**THE EXERCISE**
Omit all pictures, then retype the data exactly as given.

**GIVEN DATA**

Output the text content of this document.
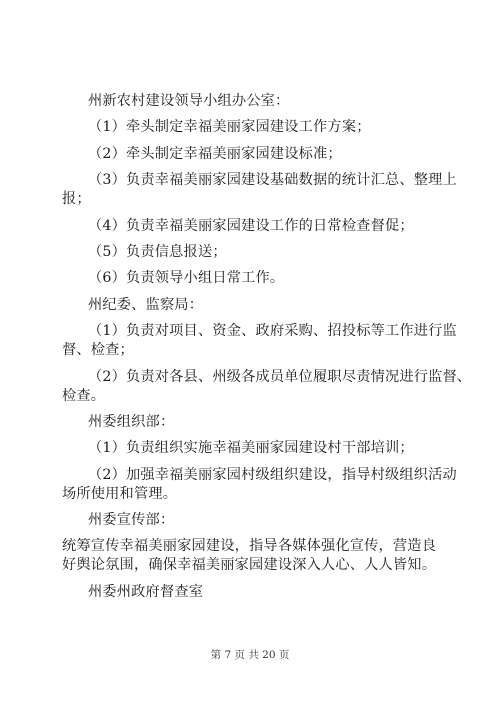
州新农村建设领导小组办公室：
（1）牵头制定幸福美丽家园建设工作方案；
（2）牵头制定幸福美丽家园建设标准；
（3）负责幸福美丽家园建设基础数据的统计汇总、整理上
报；
（4）负责幸福美丽家园建设工作的日常检查督促；
（5）负责信息报送；
（6）负责领导小组日常工作。
州纪委、监察局：
（1）负责对项目、资金、政府采购、招投标等工作进行监
督、检查；
（2）负责对各县、州级各成员单位履职尽责情况进行监督、
检查。
州委组织部：
（1）负责组织实施幸福美丽家园建设村干部培训；
（2）加强幸福美丽家园村级组织建设，指导村级组织活动
场所使用和管理。
州委宣传部：
统筹宣传幸福美丽家园建设，指导各媒体强化宣传，营造良
好舆论氛围，确保幸福美丽家园建设深入人心、人人皆知。
州委州政府督查室
第 7 页 共 20 页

**SOLUTION FOR THIS EXERCISE**
Output the text content of this document.
州新农村建设领导小组办公室：
（1）牵头制定幸福美丽家园建设工作方案；
（2）牵头制定幸福美丽家园建设标准；
（3）负责幸福美丽家园建设基础数据的统计汇总、整理上
报；
（4）负责幸福美丽家园建设工作的日常检查督促；
（5）负责信息报送；
（6）负责领导小组日常工作。
州纪委、监察局：
（1）负责对项目、资金、政府采购、招投标等工作进行监
督、检查；
（2）负责对各县、州级各成员单位履职尽责情况进行监督、
检查。
州委组织部：
（1）负责组织实施幸福美丽家园建设村干部培训；
（2）加强幸福美丽家园村级组织建设，指导村级组织活动
场所使用和管理。
州委宣传部：
统筹宣传幸福美丽家园建设，指导各媒体强化宣传，营造良
好舆论氛围，确保幸福美丽家园建设深入人心、人人皆知。
州委州政府督查室
第 7 页 共 20 页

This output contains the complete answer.